Problem statement: Find every line of the listing below where "ProRealTime" appears, and copy it.

[Collected data entries]
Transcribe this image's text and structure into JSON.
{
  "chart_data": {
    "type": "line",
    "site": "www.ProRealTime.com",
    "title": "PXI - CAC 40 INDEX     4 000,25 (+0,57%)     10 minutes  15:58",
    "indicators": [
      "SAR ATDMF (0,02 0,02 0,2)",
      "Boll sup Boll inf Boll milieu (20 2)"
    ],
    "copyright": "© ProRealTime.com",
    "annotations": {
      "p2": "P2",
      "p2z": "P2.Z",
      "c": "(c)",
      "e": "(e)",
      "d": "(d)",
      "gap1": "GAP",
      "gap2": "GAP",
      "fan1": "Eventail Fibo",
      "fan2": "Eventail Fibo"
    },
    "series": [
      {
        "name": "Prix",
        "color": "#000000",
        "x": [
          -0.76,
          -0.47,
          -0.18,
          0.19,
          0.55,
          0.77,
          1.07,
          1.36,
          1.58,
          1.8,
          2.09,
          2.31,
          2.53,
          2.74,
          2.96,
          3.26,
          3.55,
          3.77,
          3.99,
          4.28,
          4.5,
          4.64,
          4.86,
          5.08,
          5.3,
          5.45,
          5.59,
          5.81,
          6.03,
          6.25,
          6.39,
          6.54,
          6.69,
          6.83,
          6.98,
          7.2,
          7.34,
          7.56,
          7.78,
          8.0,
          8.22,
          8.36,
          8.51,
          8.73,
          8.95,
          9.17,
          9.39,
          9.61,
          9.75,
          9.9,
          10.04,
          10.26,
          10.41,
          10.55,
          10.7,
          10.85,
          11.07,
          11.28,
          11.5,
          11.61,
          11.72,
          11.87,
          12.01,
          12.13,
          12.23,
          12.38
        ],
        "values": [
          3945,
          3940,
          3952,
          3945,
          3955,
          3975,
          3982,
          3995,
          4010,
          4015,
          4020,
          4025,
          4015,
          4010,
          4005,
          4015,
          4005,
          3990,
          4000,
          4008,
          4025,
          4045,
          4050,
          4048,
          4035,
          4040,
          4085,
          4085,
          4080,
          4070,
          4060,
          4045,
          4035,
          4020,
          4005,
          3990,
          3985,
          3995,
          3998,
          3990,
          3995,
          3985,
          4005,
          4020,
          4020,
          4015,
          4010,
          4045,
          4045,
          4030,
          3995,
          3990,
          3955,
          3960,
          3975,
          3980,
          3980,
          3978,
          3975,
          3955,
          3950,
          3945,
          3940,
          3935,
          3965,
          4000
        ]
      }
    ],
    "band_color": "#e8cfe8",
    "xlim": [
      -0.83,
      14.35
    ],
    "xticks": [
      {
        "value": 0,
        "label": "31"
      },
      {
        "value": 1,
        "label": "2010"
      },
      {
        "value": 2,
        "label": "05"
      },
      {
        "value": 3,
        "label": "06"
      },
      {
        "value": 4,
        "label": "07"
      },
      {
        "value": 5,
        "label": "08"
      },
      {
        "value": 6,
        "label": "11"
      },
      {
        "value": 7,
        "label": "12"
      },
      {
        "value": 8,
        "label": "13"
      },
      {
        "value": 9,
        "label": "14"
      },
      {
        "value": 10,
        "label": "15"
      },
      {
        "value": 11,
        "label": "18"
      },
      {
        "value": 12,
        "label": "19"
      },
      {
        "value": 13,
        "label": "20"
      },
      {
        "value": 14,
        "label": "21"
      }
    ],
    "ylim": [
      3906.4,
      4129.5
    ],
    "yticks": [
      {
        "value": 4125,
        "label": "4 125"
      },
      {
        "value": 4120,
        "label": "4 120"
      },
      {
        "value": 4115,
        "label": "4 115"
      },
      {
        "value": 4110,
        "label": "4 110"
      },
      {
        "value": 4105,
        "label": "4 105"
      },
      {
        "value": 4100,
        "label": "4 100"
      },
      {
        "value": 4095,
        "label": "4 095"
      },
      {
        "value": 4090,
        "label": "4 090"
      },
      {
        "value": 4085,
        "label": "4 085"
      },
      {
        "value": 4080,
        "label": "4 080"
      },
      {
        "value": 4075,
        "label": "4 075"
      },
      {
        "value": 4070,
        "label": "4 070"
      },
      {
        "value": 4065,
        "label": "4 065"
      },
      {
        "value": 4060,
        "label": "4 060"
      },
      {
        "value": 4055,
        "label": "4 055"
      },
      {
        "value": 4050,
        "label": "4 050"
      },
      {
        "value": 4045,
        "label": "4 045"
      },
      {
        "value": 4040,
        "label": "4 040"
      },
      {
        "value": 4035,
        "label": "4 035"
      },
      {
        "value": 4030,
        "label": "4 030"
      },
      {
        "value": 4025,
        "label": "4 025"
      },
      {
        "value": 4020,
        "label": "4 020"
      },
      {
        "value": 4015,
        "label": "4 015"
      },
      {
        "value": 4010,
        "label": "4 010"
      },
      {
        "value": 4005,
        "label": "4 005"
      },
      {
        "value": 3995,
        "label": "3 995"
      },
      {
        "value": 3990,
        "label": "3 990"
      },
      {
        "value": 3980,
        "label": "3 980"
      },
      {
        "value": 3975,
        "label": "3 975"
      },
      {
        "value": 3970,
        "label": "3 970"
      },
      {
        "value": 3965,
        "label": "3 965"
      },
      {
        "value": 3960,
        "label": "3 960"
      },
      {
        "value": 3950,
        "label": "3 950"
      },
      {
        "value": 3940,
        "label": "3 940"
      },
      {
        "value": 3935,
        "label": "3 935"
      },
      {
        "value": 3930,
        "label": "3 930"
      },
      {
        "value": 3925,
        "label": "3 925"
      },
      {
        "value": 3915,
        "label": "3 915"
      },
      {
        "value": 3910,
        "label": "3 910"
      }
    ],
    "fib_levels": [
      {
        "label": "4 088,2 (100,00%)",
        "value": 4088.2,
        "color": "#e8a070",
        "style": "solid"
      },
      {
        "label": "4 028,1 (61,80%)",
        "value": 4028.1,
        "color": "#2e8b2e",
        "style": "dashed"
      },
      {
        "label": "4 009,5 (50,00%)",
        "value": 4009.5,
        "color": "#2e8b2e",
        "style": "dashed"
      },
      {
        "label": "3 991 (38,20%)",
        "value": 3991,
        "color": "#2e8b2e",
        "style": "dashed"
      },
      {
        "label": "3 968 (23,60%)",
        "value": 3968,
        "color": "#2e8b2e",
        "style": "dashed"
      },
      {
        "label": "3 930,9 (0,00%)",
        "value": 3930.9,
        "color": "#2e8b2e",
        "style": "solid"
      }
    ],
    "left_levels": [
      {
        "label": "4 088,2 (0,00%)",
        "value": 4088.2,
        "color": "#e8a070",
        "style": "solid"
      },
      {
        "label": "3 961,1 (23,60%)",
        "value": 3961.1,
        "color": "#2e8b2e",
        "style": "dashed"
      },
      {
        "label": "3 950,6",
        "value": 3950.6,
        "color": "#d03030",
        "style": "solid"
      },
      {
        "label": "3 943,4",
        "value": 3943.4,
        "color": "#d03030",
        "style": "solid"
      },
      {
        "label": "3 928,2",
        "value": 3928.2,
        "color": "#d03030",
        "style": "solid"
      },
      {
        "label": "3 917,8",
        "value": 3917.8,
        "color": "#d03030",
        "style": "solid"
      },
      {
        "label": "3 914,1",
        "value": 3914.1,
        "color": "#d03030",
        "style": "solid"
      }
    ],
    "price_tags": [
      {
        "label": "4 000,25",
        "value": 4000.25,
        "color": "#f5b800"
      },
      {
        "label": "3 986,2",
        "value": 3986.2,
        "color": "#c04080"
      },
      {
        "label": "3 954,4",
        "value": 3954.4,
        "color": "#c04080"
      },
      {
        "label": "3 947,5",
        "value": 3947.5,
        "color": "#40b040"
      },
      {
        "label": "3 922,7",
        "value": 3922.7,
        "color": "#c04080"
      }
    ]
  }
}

Result of the exercise:
    "site": "www.ProRealTime.com",
    "copyright": "© ProRealTime.com",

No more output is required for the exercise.